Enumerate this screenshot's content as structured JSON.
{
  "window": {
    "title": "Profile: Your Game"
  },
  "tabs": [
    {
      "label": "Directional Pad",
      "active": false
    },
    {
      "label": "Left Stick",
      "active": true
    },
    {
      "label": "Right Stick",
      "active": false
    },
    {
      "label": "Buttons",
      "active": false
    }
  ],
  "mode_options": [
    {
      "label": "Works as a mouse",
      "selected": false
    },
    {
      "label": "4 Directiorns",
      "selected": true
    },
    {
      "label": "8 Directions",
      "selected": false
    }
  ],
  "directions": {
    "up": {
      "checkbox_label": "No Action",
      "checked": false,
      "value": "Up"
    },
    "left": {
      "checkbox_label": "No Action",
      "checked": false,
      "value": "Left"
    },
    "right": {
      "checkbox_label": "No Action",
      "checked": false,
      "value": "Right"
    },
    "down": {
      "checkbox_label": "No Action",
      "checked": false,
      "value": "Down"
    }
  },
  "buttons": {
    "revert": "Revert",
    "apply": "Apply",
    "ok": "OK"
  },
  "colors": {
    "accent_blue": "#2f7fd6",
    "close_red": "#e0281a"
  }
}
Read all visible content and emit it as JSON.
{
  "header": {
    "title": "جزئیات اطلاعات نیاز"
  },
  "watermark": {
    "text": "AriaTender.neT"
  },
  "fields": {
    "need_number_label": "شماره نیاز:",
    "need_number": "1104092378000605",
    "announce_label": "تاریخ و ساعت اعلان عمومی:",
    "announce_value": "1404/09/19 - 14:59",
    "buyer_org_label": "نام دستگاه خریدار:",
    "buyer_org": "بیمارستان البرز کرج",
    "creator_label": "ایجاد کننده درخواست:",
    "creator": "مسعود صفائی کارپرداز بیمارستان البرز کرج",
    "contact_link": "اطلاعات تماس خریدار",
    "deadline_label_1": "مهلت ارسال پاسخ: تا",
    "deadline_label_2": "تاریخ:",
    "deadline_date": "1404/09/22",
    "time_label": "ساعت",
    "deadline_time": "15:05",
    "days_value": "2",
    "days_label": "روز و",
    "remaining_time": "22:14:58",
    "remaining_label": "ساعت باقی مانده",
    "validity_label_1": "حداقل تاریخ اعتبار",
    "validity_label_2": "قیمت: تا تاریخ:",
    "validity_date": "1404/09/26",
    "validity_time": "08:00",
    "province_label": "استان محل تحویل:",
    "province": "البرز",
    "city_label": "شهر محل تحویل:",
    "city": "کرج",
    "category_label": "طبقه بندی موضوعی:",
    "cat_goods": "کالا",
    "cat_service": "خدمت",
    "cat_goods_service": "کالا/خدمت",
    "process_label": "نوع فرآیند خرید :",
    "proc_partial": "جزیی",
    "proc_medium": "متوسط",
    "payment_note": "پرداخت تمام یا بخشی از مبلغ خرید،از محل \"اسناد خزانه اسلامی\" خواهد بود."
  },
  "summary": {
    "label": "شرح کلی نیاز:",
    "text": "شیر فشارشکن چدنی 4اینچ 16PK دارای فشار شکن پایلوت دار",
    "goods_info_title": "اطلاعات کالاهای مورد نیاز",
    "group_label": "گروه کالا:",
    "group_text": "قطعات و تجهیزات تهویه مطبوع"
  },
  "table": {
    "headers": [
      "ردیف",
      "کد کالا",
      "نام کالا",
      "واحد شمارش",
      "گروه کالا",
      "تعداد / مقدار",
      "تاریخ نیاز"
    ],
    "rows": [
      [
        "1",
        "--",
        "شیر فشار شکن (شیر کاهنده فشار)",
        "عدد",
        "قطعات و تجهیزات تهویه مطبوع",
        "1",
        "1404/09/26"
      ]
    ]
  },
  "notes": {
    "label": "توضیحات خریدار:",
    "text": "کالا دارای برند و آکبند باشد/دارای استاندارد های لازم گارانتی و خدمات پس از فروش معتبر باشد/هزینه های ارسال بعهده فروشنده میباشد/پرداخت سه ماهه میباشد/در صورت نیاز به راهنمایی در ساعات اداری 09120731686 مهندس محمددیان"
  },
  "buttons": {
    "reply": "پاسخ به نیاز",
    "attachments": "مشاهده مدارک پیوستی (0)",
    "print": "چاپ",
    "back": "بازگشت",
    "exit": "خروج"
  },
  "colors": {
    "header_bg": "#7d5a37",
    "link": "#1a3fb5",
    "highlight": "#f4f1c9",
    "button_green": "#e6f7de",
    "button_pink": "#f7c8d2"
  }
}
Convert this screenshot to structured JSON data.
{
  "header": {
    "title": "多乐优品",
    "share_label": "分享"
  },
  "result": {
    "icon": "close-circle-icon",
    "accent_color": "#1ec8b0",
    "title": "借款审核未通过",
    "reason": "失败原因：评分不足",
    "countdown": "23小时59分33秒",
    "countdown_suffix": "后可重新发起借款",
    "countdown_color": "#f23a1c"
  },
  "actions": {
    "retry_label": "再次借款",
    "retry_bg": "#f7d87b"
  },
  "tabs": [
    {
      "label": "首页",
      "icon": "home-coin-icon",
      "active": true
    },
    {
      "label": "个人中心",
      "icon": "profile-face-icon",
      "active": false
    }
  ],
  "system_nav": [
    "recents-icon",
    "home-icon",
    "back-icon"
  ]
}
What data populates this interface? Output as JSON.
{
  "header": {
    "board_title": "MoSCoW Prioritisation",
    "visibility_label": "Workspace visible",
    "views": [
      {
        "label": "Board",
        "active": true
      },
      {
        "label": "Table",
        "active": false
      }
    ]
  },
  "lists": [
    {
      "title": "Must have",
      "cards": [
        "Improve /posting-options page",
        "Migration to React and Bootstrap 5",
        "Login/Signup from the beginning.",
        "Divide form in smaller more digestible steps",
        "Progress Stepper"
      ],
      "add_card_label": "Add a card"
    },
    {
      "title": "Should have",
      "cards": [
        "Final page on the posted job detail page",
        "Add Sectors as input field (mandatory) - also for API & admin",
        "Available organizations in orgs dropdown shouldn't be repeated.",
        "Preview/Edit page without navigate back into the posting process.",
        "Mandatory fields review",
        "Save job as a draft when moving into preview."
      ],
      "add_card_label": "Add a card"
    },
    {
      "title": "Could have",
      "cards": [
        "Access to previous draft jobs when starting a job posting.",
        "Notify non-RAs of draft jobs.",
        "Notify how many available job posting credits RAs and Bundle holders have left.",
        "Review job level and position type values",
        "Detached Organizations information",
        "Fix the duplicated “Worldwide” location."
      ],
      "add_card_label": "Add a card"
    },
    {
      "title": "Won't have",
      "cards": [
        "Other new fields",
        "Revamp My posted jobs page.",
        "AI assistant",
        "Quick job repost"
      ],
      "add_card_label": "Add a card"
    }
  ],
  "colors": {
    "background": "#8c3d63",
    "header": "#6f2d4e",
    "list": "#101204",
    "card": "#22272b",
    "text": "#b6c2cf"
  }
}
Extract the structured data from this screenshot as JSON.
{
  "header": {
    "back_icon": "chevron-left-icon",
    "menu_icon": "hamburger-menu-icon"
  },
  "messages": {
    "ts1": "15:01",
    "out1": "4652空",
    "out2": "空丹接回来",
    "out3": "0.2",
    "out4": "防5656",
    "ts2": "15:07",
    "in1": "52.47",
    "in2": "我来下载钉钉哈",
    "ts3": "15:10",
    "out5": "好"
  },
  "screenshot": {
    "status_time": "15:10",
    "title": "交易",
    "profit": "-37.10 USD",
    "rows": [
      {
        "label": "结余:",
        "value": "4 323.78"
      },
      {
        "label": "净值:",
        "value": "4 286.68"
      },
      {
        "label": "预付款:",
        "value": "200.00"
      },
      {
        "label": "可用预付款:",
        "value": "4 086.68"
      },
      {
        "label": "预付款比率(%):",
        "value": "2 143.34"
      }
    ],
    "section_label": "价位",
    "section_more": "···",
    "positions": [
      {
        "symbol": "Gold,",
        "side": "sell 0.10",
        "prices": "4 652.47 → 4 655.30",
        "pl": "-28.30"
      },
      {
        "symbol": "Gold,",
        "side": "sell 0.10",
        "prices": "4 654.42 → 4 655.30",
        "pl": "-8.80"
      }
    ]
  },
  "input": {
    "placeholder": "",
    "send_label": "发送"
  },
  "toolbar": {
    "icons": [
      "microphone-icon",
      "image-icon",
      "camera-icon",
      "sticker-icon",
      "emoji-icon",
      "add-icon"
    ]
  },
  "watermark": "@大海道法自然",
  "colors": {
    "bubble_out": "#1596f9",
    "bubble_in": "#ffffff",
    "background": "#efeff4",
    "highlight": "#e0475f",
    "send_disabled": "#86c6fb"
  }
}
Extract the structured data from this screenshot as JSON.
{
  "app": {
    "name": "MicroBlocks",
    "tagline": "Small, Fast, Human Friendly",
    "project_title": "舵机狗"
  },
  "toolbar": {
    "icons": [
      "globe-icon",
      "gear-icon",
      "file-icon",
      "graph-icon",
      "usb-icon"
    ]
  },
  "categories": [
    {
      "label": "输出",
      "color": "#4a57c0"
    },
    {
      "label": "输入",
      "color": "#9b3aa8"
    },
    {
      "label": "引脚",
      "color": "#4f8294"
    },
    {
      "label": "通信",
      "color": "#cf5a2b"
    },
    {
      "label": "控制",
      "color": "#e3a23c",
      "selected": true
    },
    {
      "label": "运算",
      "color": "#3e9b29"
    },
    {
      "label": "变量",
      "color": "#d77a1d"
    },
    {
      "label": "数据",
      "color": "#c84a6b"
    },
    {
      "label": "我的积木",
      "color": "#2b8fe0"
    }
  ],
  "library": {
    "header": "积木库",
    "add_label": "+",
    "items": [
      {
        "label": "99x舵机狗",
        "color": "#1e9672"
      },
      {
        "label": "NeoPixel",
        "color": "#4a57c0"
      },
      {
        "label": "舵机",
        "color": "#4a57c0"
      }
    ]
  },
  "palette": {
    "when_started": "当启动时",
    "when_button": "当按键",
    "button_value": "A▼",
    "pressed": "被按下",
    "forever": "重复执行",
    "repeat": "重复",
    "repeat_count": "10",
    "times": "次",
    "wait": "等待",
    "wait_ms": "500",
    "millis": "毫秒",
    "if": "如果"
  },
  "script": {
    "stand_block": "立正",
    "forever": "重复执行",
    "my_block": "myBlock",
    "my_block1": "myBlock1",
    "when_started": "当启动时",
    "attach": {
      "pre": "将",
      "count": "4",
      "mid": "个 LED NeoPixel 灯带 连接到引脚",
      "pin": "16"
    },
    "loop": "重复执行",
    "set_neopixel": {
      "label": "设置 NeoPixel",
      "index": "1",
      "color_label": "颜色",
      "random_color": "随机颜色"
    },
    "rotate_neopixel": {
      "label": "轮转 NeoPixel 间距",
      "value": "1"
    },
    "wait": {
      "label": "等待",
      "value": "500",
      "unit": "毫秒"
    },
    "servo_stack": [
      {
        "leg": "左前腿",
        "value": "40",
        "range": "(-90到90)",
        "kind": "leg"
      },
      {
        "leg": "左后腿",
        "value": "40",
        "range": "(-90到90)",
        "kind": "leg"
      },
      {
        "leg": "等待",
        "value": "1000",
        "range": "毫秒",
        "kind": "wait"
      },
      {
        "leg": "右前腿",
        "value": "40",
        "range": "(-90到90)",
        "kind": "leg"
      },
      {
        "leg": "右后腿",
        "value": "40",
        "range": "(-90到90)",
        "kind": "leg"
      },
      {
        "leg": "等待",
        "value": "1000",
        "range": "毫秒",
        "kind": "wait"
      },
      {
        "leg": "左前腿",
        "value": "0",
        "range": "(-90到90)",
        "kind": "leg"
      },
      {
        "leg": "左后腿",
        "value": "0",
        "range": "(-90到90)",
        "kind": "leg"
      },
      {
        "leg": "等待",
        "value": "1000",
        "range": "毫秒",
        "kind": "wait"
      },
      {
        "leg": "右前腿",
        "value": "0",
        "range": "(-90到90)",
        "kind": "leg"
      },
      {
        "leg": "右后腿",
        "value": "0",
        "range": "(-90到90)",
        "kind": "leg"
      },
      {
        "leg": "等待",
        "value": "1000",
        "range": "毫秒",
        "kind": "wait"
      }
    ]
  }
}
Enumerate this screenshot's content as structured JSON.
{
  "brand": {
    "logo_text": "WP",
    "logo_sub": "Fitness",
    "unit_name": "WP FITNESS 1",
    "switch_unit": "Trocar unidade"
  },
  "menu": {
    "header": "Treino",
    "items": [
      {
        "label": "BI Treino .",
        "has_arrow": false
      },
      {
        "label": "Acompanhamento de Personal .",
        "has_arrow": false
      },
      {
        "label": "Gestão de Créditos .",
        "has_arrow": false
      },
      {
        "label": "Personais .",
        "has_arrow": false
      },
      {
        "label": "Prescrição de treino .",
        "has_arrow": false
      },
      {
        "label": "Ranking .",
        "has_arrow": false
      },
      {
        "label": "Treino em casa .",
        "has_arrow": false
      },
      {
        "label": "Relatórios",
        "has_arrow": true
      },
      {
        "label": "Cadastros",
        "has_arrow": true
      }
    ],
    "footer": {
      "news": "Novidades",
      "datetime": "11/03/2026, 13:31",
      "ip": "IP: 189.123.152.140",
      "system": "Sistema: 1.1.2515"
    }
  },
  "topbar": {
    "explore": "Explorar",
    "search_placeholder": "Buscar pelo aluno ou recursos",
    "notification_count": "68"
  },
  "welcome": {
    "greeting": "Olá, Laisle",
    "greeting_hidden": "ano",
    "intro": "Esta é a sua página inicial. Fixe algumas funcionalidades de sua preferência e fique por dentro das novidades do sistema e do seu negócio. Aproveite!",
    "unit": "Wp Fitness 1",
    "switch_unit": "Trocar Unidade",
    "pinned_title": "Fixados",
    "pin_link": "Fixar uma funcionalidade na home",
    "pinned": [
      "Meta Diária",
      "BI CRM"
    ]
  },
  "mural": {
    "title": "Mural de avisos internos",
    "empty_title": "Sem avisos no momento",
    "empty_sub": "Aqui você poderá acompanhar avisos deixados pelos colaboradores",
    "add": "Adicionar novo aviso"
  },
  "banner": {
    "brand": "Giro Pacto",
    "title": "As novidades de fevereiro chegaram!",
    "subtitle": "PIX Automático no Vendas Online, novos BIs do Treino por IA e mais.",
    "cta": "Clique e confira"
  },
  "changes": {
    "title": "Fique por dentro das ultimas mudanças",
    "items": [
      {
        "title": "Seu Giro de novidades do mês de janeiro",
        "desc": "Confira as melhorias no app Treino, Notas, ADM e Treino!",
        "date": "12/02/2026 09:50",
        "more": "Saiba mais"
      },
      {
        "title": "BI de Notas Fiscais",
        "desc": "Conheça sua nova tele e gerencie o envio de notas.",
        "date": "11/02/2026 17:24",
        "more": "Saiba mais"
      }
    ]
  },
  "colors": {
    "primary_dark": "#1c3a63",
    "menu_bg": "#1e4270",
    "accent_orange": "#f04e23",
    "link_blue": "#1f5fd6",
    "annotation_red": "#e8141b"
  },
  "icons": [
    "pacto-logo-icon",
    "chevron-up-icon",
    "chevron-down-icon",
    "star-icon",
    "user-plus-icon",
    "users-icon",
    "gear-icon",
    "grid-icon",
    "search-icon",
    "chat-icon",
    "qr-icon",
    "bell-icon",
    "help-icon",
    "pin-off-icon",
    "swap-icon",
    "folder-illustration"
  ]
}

◇ ◇ ◇ ◇ ◇

**Your task**
Go over the data above and copy every line that has the word "posted" in it.

**Result below**
        "Final page on the posted job detail page",
        "Revamp My posted jobs page.",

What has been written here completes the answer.